Stated task:
Please continue the court account of Shepack's arrest and license suspension from the point where it stops.

Given text:
== == ==

Shepack told the trooper to take his hands off him, and the trooper released him.
The trooper then said that Shepack could either follow directions or go to jail. Shepack
said that he would go to jail. At this point, the trooper handcuffed Shepack. Shepack did
not resist being arrested, but he did firmly grasp the tailgate, which required the trooper
to pull his hand back forcefully to handcuff him. The trooper did not ask Shepack to
submit to a preliminary breath test or field sobriety tests before handcuffing him.
4
When the trooper moved Shepack to his patrol car, he asked Shepack how much
of the wine he had drank that night. Shepack responded that he did not know what he was
talking about. The trooper returned to the truck and searched it. He found a package of
fish still cold to the touch from a Lawrence grocery store, thus showing that Shepack's
statement that he was driving from Wichita was false.
After searching the truck, the trooper returned to the patrol car and asked Shepack
to submit to a preliminary breath test and some field sobriety tests. Shepack said that he
was not going to do any tests. The trooper took Shepack to a nearby highway patrol
station where he read the implied consent advisory to him. Shepack stated that he would
refuse to take the evidentiary breath test under certain Kansas caselaw that in his view
invalidated the trooper's grounds for requesting the test. Shepack refused to initial the
form which showed that he refused to take the test. In due course, the Department
administratively suspended his driving privileges.
Shepack takes the matter to the district court.
After exhausting his administrative remedies, Shepack asked the district court to
review the matter. The district court held an evidentiary hearing, where the trooper and
Shepack both testified and the court watched the video recording of the encounter.

== == ==

Dataset rows:

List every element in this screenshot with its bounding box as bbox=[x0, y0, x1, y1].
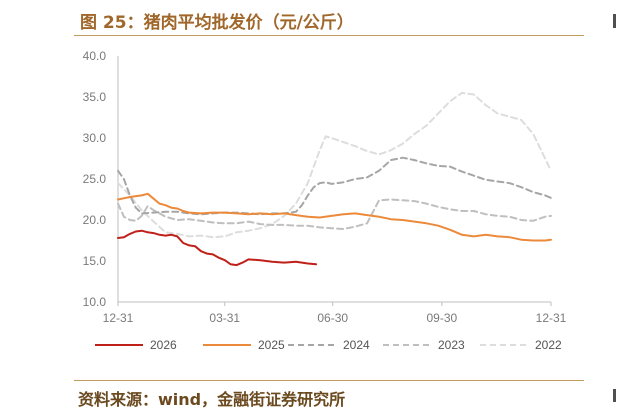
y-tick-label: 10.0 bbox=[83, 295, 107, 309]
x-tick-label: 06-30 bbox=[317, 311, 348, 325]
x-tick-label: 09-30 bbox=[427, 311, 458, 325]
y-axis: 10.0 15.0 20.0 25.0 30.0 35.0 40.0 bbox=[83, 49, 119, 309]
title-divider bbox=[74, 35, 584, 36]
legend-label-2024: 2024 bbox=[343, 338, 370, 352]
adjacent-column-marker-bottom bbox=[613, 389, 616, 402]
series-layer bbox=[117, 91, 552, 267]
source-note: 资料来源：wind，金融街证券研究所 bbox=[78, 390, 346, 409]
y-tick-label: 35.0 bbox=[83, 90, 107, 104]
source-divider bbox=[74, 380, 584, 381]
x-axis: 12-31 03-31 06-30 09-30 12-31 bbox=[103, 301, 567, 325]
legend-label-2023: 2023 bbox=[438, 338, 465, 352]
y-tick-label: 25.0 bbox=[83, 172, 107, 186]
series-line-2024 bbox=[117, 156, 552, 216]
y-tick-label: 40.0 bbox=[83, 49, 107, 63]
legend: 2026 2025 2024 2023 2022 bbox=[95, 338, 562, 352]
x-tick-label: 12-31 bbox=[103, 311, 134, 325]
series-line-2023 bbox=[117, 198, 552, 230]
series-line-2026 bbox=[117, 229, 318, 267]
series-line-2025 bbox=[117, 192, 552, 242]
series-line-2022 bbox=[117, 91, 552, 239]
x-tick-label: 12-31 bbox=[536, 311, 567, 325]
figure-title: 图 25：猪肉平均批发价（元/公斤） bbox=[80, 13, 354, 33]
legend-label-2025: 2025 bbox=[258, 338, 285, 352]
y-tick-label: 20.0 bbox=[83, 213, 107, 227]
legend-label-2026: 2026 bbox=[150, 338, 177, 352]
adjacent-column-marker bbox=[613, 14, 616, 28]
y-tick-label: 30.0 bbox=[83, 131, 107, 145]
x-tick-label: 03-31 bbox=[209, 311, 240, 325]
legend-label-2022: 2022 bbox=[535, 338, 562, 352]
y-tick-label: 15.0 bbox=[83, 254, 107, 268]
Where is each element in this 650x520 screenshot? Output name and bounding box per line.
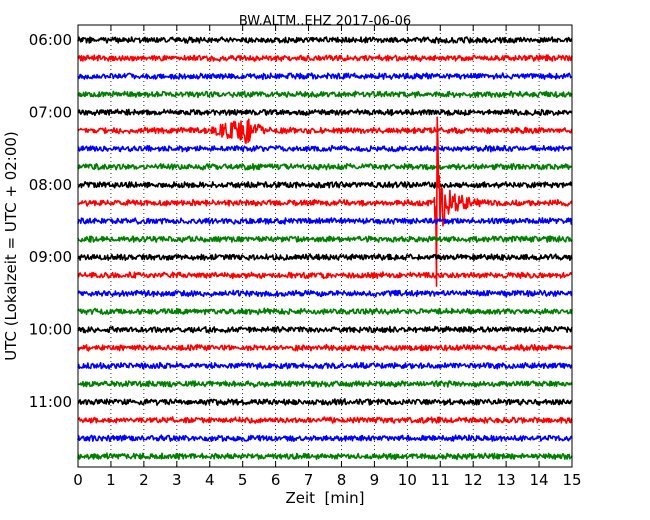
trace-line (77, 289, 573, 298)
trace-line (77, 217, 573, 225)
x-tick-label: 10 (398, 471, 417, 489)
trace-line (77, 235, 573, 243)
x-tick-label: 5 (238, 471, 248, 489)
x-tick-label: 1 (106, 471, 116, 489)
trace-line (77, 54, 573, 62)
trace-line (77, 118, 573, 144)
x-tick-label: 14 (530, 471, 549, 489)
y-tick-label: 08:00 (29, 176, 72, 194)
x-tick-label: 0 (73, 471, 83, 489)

== == ==

Right answer:
In its ruling, the district court addressed only one of Shepack's grounds for
reversing the Department's decision. The court held that Shepack was arrested when he
was first handcuffed at the back of the vehicle. The court ruled that to request a test under
the implied consent law, the trooper needed probable cause to make a lawful arrest. The
district court weighed all the facts available to the trooper at the time of the arrest and
found insufficient probable cause for an arrest:
5
"Trooper Taylor witnessed Shepack fail to move entirely to the left lane when passing his
lighted patrol vehicle on the shoulder. Trooper Taylor, when following Shepack, saw him
drifting over the dotted line from the right to the left northbound lane several times.
Trooper Taylor testified that he smelled the odor of alcohol on Shepack (though this box
was not checked on the DC-27) and observed his bloodshot, watery, and glazed eyes.
However, Shepack denied drinking. Trooper Taylor saw a box of wine bottles, but they
were closed and in the back of the truck.
"Shepack parked his truck properly on the side of the road. He did not have
slurred speech. He did not have balance problems, he did not have difficulty walking, and
he did not lean on the truck for support. He dropped his toll ticket when getting out of the
truck, but he had no difficulty picking it up. The fact that he put it in his pocket and
would not show it to Trooper Taylor is no indication of being under the influence.
Shepack's demeanor was calm and appeared, according to the DVD, to be cooperative.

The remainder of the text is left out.